------ Given records ------
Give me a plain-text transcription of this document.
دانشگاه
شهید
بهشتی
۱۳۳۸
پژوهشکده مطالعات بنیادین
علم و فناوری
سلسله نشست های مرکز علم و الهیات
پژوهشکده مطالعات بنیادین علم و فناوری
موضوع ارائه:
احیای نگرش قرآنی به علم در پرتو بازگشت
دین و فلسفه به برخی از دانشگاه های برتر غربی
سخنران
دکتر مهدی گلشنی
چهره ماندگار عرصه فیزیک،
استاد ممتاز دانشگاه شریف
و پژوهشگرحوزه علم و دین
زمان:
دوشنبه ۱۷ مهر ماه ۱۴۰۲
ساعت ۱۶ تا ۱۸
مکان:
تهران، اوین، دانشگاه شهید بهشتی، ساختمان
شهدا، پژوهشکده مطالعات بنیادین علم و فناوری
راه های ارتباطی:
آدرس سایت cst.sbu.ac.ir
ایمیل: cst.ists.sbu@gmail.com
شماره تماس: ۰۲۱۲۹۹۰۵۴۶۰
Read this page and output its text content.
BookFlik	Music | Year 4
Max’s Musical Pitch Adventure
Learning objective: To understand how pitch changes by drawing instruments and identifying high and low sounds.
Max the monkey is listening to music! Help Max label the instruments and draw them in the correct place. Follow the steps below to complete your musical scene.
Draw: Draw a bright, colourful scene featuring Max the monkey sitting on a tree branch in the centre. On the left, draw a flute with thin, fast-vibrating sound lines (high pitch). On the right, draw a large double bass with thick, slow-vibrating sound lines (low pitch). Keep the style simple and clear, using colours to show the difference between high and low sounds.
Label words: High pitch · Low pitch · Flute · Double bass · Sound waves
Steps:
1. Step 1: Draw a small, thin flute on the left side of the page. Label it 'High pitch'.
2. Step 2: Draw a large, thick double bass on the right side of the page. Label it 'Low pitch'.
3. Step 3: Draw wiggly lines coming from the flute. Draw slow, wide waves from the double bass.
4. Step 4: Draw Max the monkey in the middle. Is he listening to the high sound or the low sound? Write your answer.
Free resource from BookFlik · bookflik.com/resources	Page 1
------
What you will do:
Copy out the whole listing, exactly as written.

Task output:
Give me a plain-text transcription of this document.
دانشگاه
شهید
بهشتی
۱۳۳۸
پژوهشکده مطالعات بنیادین
علم و فناوری
سلسله نشست های مرکز علم و الهیات
پژوهشکده مطالعات بنیادین علم و فناوری
موضوع ارائه:
احیای نگرش قرآنی به علم در پرتو بازگشت
دین و فلسفه به برخی از دانشگاه های برتر غربی
سخنران
دکتر مهدی گلشنی
چهره ماندگار عرصه فیزیک،
استاد ممتاز دانشگاه شریف
و پژوهشگرحوزه علم و دین
زمان:
دوشنبه ۱۷ مهر ماه ۱۴۰۲
ساعت ۱۶ تا ۱۸
مکان:
تهران، اوین، دانشگاه شهید بهشتی، ساختمان
شهدا، پژوهشکده مطالعات بنیادین علم و فناوری
راه های ارتباطی:
آدرس سایت cst.sbu.ac.ir
ایمیل: cst.ists.sbu@gmail.com
شماره تماس: ۰۲۱۲۹۹۰۵۴۶۰
Read this page and output its text content.
BookFlik	Music | Year 4
Max’s Musical Pitch Adventure
Learning objective: To understand how pitch changes by drawing instruments and identifying high and low sounds.
Max the monkey is listening to music! Help Max label the instruments and draw them in the correct place. Follow the steps below to complete your musical scene.
Draw: Draw a bright, colourful scene featuring Max the monkey sitting on a tree branch in the centre. On the left, draw a flute with thin, fast-vibrating sound lines (high pitch). On the right, draw a large double bass with thick, slow-vibrating sound lines (low pitch). Keep the style simple and clear, using colours to show the difference between high and low sounds.
Label words: High pitch · Low pitch · Flute · Double bass · Sound waves
Steps:
1. Step 1: Draw a small, thin flute on the left side of the page. Label it 'High pitch'.
2. Step 2: Draw a large, thick double bass on the right side of the page. Label it 'Low pitch'.
3. Step 3: Draw wiggly lines coming from the flute. Draw slow, wide waves from the double bass.
4. Step 4: Draw Max the monkey in the middle. Is he listening to the high sound or the low sound? Write your answer.
Free resource from BookFlik · bookflik.com/resources	Page 1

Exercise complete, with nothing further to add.